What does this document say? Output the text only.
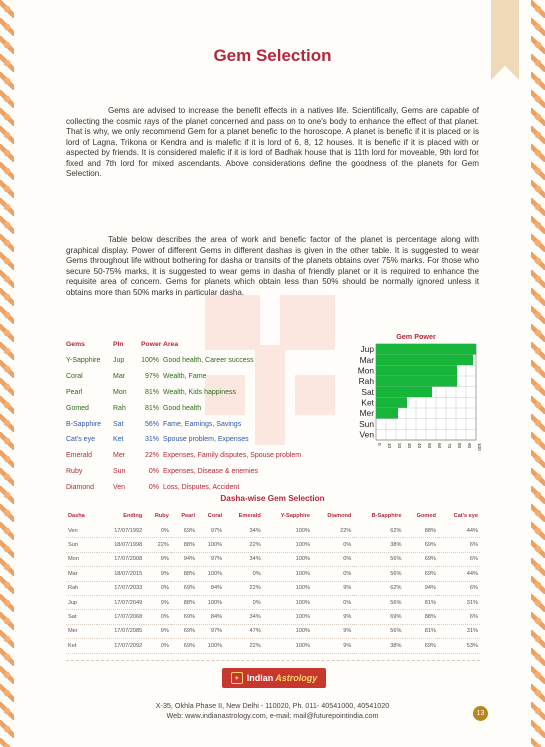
Gem Selection

Gems are advised to increase the benefit effects in a natives life. Scientifically, Gems are capable of collecting the cosmic rays of the planet concerned and pass on to one's body to enhance the effect of that planet. That is why, we only recommend Gem for a planet benefic to the horoscope. A planet is benefic if it is placed or is lord of Lagna, Trikona or Kendra and is malefic if it is lord of 6, 8, 12 houses. It is benefic if it is placed with or aspected by friends. It is considered malefic if it is lord of Badhak house that is 11th lord for moveable, 9th lord for fixed and 7th lord for mixed ascendants. Above considerations define the goodness of the planets for Gem Selection.

Table below describes the area of work and benefic factor of the planet is percentage along with graphical display. Power of different Gems in different dashas is given in the other table. It is suggested to wear Gems throughout life without bothering for dasha or transits of the planets obtains over 75% marks. For those who secure 50-75% marks, it is suggested to wear gems in dasha of friendly planet or it is required to enhance the requisite area of concern. Gems for planets which obtain less than 50% should be normally ignored unless it obtains more than 50% marks in particular dasha.

Gems	Pln	Power	Area
Y-Sapphire	Jup	100%	Good health, Career success
Coral	Mar	97%	Wealth, Fame
Pearl	Mon	81%	Wealth, Kids happiness
Gomed	Rah	81%	Good health
B-Sapphire	Sat	56%	Fame, Earnings, Savings
Cat's eye	Ket	31%	Spouse problem, Expenses
Emerald	Mer	22%	Expenses, Family disputes, Spouse problem
Ruby	Sun	0%	Expenses, Disease & enemies
Diamond	Ven	0%	Loss, Disputes, Accident
Gem Power
0 10 20 30 40 50 60 70 80 90 100
Jup
Mar
Mon
Rah
Sat
Ket
Mer
Sun
Ven
Dasha-wise Gem Selection
Dasha	Ending	Ruby	Pearl	Coral	Emerald	Y-Sapphire	Diamond	B-Sapphire	Gomed	Cat's eye
Ven	17/07/1992	0%	69%	97%	34%	100%	22%	62%	88%	44%
Sun	18/07/1998	22%	88%	100%	22%	100%	0%	38%	69%	6%
Mon	17/07/2008	9%	94%	97%	34%	100%	0%	56%	69%	6%
Mar	18/07/2015	9%	88%	100%	0%	100%	0%	56%	69%	44%
Rah	17/07/2033	0%	69%	84%	22%	100%	9%	62%	94%	6%
Jup	17/07/2049	9%	88%	100%	0%	100%	0%	56%	81%	31%
Sat	17/07/2068	0%	69%	84%	34%	100%	9%	69%	88%	6%
Mer	17/07/2085	9%	69%	97%	47%	100%	9%	56%	81%	31%
Ket	17/07/2092	0%	69%	100%	22%	100%	9%	38%	69%	53%
✦ Indian Astrology

X-35, Okhla Phase II, New Delhi - 110020, Ph. 011- 40541000, 40541020

Web: www.indianastrology.com, e-mail: mail@futurepointindia.com	13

Aim of the task
Repeat the listing in full and exactly. Leave any pictures out.

Output of the task
What does this document say? Output the text only.
Gem Selection

Gems are advised to increase the benefit effects in a natives life. Scientifically, Gems are capable of collecting the cosmic rays of the planet concerned and pass on to one's body to enhance the effect of that planet. That is why, we only recommend Gem for a planet benefic to the horoscope. A planet is benefic if it is placed or is lord of Lagna, Trikona or Kendra and is malefic if it is lord of 6, 8, 12 houses. It is benefic if it is placed with or aspected by friends. It is considered malefic if it is lord of Badhak house that is 11th lord for moveable, 9th lord for fixed and 7th lord for mixed ascendants. Above considerations define the goodness of the planets for Gem Selection.

Table below describes the area of work and benefic factor of the planet is percentage along with graphical display. Power of different Gems in different dashas is given in the other table. It is suggested to wear Gems throughout life without bothering for dasha or transits of the planets obtains over 75% marks. For those who secure 50-75% marks, it is suggested to wear gems in dasha of friendly planet or it is required to enhance the requisite area of concern. Gems for planets which obtain less than 50% should be normally ignored unless it obtains more than 50% marks in particular dasha.

Gems	Pln	Power	Area
Y-Sapphire	Jup	100%	Good health, Career success
Coral	Mar	97%	Wealth, Fame
Pearl	Mon	81%	Wealth, Kids happiness
Gomed	Rah	81%	Good health
B-Sapphire	Sat	56%	Fame, Earnings, Savings
Cat's eye	Ket	31%	Spouse problem, Expenses
Emerald	Mer	22%	Expenses, Family disputes, Spouse problem
Ruby	Sun	0%	Expenses, Disease & enemies
Diamond	Ven	0%	Loss, Disputes, Accident
Gem Power
0 10 20 30 40 50 60 70 80 90 100
Jup
Mar
Mon
Rah
Sat
Ket
Mer
Sun
Ven
Dasha-wise Gem Selection
Dasha	Ending	Ruby	Pearl	Coral	Emerald	Y-Sapphire	Diamond	B-Sapphire	Gomed	Cat's eye
Ven	17/07/1992	0%	69%	97%	34%	100%	22%	62%	88%	44%
Sun	18/07/1998	22%	88%	100%	22%	100%	0%	38%	69%	6%
Mon	17/07/2008	9%	94%	97%	34%	100%	0%	56%	69%	6%
Mar	18/07/2015	9%	88%	100%	0%	100%	0%	56%	69%	44%
Rah	17/07/2033	0%	69%	84%	22%	100%	9%	62%	94%	6%
Jup	17/07/2049	9%	88%	100%	0%	100%	0%	56%	81%	31%
Sat	17/07/2068	0%	69%	84%	34%	100%	9%	69%	88%	6%
Mer	17/07/2085	9%	69%	97%	47%	100%	9%	56%	81%	31%
Ket	17/07/2092	0%	69%	100%	22%	100%	9%	38%	69%	53%
✦ Indian Astrology

X-35, Okhla Phase II, New Delhi - 110020, Ph. 011- 40541000, 40541020

Web: www.indianastrology.com, e-mail: mail@futurepointindia.com	13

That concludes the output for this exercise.